▶ **Written exercise**:
Output the entries below exactly as written, omitting pictures.

--- start of Supplied entries ---

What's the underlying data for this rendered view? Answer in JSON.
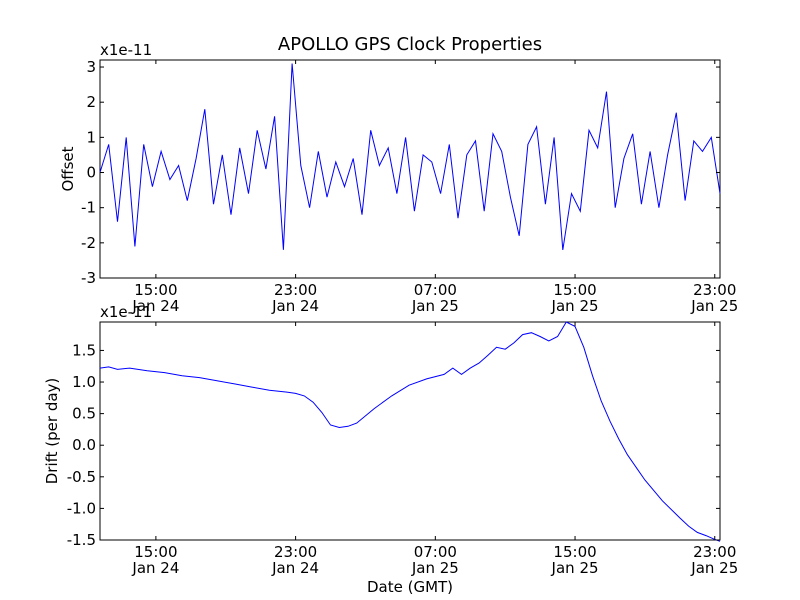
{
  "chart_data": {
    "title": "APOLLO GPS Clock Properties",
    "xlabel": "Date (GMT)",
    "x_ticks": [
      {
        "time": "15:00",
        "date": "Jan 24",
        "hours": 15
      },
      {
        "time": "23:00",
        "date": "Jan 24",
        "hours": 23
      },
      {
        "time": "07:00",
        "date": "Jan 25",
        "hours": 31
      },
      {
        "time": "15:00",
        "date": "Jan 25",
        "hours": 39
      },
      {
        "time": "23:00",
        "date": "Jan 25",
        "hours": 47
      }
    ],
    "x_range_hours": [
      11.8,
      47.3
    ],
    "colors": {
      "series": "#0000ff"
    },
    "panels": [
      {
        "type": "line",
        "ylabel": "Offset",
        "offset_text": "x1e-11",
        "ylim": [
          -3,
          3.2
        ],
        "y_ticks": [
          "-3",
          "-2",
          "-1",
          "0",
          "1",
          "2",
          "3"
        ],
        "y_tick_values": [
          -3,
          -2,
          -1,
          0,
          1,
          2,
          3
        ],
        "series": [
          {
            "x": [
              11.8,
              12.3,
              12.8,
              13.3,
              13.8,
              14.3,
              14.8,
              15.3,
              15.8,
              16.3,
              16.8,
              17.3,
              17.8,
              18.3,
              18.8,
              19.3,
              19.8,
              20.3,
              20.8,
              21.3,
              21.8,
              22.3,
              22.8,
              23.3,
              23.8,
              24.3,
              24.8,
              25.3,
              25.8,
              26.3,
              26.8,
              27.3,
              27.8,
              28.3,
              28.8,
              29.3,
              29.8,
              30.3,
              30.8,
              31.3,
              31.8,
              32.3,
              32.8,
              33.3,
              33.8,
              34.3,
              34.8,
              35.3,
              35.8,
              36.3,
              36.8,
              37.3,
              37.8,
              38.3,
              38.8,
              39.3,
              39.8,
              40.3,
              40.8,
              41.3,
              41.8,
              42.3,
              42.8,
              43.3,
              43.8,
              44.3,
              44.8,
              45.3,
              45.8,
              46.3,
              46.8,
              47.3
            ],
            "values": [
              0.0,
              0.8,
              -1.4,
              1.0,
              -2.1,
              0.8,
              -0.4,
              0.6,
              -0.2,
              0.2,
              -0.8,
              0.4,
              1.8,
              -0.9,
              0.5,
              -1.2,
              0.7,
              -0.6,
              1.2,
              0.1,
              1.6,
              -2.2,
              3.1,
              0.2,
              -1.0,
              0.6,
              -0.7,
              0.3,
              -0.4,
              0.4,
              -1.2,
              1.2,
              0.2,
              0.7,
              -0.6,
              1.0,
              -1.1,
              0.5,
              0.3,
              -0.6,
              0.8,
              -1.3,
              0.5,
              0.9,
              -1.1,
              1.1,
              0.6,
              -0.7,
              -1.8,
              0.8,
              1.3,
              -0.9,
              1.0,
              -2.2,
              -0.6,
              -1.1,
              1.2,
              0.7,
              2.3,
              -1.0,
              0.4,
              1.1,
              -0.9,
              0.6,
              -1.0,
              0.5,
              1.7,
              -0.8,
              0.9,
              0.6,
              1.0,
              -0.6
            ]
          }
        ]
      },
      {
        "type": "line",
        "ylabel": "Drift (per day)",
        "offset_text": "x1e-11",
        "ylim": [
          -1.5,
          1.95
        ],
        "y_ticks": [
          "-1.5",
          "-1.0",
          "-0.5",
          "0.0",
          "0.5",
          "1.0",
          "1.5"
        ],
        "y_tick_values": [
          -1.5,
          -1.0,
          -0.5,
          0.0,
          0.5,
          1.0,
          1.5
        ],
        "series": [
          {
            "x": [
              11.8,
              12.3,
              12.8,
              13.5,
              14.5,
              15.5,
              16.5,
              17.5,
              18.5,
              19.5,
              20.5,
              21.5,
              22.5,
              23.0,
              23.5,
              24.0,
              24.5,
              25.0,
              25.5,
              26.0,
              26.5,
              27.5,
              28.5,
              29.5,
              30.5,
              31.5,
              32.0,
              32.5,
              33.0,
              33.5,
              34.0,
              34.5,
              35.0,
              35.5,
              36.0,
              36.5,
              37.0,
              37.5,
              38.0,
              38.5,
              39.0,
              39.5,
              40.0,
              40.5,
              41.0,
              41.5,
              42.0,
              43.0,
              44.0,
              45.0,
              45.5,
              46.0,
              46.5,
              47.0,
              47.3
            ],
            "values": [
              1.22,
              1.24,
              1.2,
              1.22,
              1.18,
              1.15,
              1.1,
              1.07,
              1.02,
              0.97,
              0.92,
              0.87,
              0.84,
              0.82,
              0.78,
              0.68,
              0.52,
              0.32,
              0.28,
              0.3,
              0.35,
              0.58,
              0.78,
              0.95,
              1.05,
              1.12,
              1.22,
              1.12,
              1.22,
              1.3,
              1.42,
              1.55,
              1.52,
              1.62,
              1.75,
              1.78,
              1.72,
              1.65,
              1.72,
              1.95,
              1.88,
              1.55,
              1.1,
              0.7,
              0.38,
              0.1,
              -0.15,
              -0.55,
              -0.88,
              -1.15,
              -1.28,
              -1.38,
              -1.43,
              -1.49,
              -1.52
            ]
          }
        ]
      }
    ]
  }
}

--- end of Supplied entries ---

▶ **The output**:
What's the underlying data for this rendered view? Answer in JSON.
{
  "chart_data": {
    "title": "APOLLO GPS Clock Properties",
    "xlabel": "Date (GMT)",
    "x_ticks": [
      {
        "time": "15:00",
        "date": "Jan 24",
        "hours": 15
      },
      {
        "time": "23:00",
        "date": "Jan 24",
        "hours": 23
      },
      {
        "time": "07:00",
        "date": "Jan 25",
        "hours": 31
      },
      {
        "time": "15:00",
        "date": "Jan 25",
        "hours": 39
      },
      {
        "time": "23:00",
        "date": "Jan 25",
        "hours": 47
      }
    ],
    "x_range_hours": [
      11.8,
      47.3
    ],
    "colors": {
      "series": "#0000ff"
    },
    "panels": [
      {
        "type": "line",
        "ylabel": "Offset",
        "offset_text": "x1e-11",
        "ylim": [
          -3,
          3.2
        ],
        "y_ticks": [
          "-3",
          "-2",
          "-1",
          "0",
          "1",
          "2",
          "3"
        ],
        "y_tick_values": [
          -3,
          -2,
          -1,
          0,
          1,
          2,
          3
        ],
        "series": [
          {
            "x": [
              11.8,
              12.3,
              12.8,
              13.3,
              13.8,
              14.3,
              14.8,
              15.3,
              15.8,
              16.3,
              16.8,
              17.3,
              17.8,
              18.3,
              18.8,
              19.3,
              19.8,
              20.3,
              20.8,
              21.3,
              21.8,
              22.3,
              22.8,
              23.3,
              23.8,
              24.3,
              24.8,
              25.3,
              25.8,
              26.3,
              26.8,
              27.3,
              27.8,
              28.3,
              28.8,
              29.3,
              29.8,
              30.3,
              30.8,
              31.3,
              31.8,
              32.3,
              32.8,
              33.3,
              33.8,
              34.3,
              34.8,
              35.3,
              35.8,
              36.3,
              36.8,
              37.3,
              37.8,
              38.3,
              38.8,
              39.3,
              39.8,
              40.3,
              40.8,
              41.3,
              41.8,
              42.3,
              42.8,
              43.3,
              43.8,
              44.3,
              44.8,
              45.3,
              45.8,
              46.3,
              46.8,
              47.3
            ],
            "values": [
              0.0,
              0.8,
              -1.4,
              1.0,
              -2.1,
              0.8,
              -0.4,
              0.6,
              -0.2,
              0.2,
              -0.8,
              0.4,
              1.8,
              -0.9,
              0.5,
              -1.2,
              0.7,
              -0.6,
              1.2,
              0.1,
              1.6,
              -2.2,
              3.1,
              0.2,
              -1.0,
              0.6,
              -0.7,
              0.3,
              -0.4,
              0.4,
              -1.2,
              1.2,
              0.2,
              0.7,
              -0.6,
              1.0,
              -1.1,
              0.5,
              0.3,
              -0.6,
              0.8,
              -1.3,
              0.5,
              0.9,
              -1.1,
              1.1,
              0.6,
              -0.7,
              -1.8,
              0.8,
              1.3,
              -0.9,
              1.0,
              -2.2,
              -0.6,
              -1.1,
              1.2,
              0.7,
              2.3,
              -1.0,
              0.4,
              1.1,
              -0.9,
              0.6,
              -1.0,
              0.5,
              1.7,
              -0.8,
              0.9,
              0.6,
              1.0,
              -0.6
            ]
          }
        ]
      },
      {
        "type": "line",
        "ylabel": "Drift (per day)",
        "offset_text": "x1e-11",
        "ylim": [
          -1.5,
          1.95
        ],
        "y_ticks": [
          "-1.5",
          "-1.0",
          "-0.5",
          "0.0",
          "0.5",
          "1.0",
          "1.5"
        ],
        "y_tick_values": [
          -1.5,
          -1.0,
          -0.5,
          0.0,
          0.5,
          1.0,
          1.5
        ],
        "series": [
          {
            "x": [
              11.8,
              12.3,
              12.8,
              13.5,
              14.5,
              15.5,
              16.5,
              17.5,
              18.5,
              19.5,
              20.5,
              21.5,
              22.5,
              23.0,
              23.5,
              24.0,
              24.5,
              25.0,
              25.5,
              26.0,
              26.5,
              27.5,
              28.5,
              29.5,
              30.5,
              31.5,
              32.0,
              32.5,
              33.0,
              33.5,
              34.0,
              34.5,
              35.0,
              35.5,
              36.0,
              36.5,
              37.0,
              37.5,
              38.0,
              38.5,
              39.0,
              39.5,
              40.0,
              40.5,
              41.0,
              41.5,
              42.0,
              43.0,
              44.0,
              45.0,
              45.5,
              46.0,
              46.5,
              47.0,
              47.3
            ],
            "values": [
              1.22,
              1.24,
              1.2,
              1.22,
              1.18,
              1.15,
              1.1,
              1.07,
              1.02,
              0.97,
              0.92,
              0.87,
              0.84,
              0.82,
              0.78,
              0.68,
              0.52,
              0.32,
              0.28,
              0.3,
              0.35,
              0.58,
              0.78,
              0.95,
              1.05,
              1.12,
              1.22,
              1.12,
              1.22,
              1.3,
              1.42,
              1.55,
              1.52,
              1.62,
              1.75,
              1.78,
              1.72,
              1.65,
              1.72,
              1.95,
              1.88,
              1.55,
              1.1,
              0.7,
              0.38,
              0.1,
              -0.15,
              -0.55,
              -0.88,
              -1.15,
              -1.28,
              -1.38,
              -1.43,
              -1.49,
              -1.52
            ]
          }
        ]
      }
    ]
  }
}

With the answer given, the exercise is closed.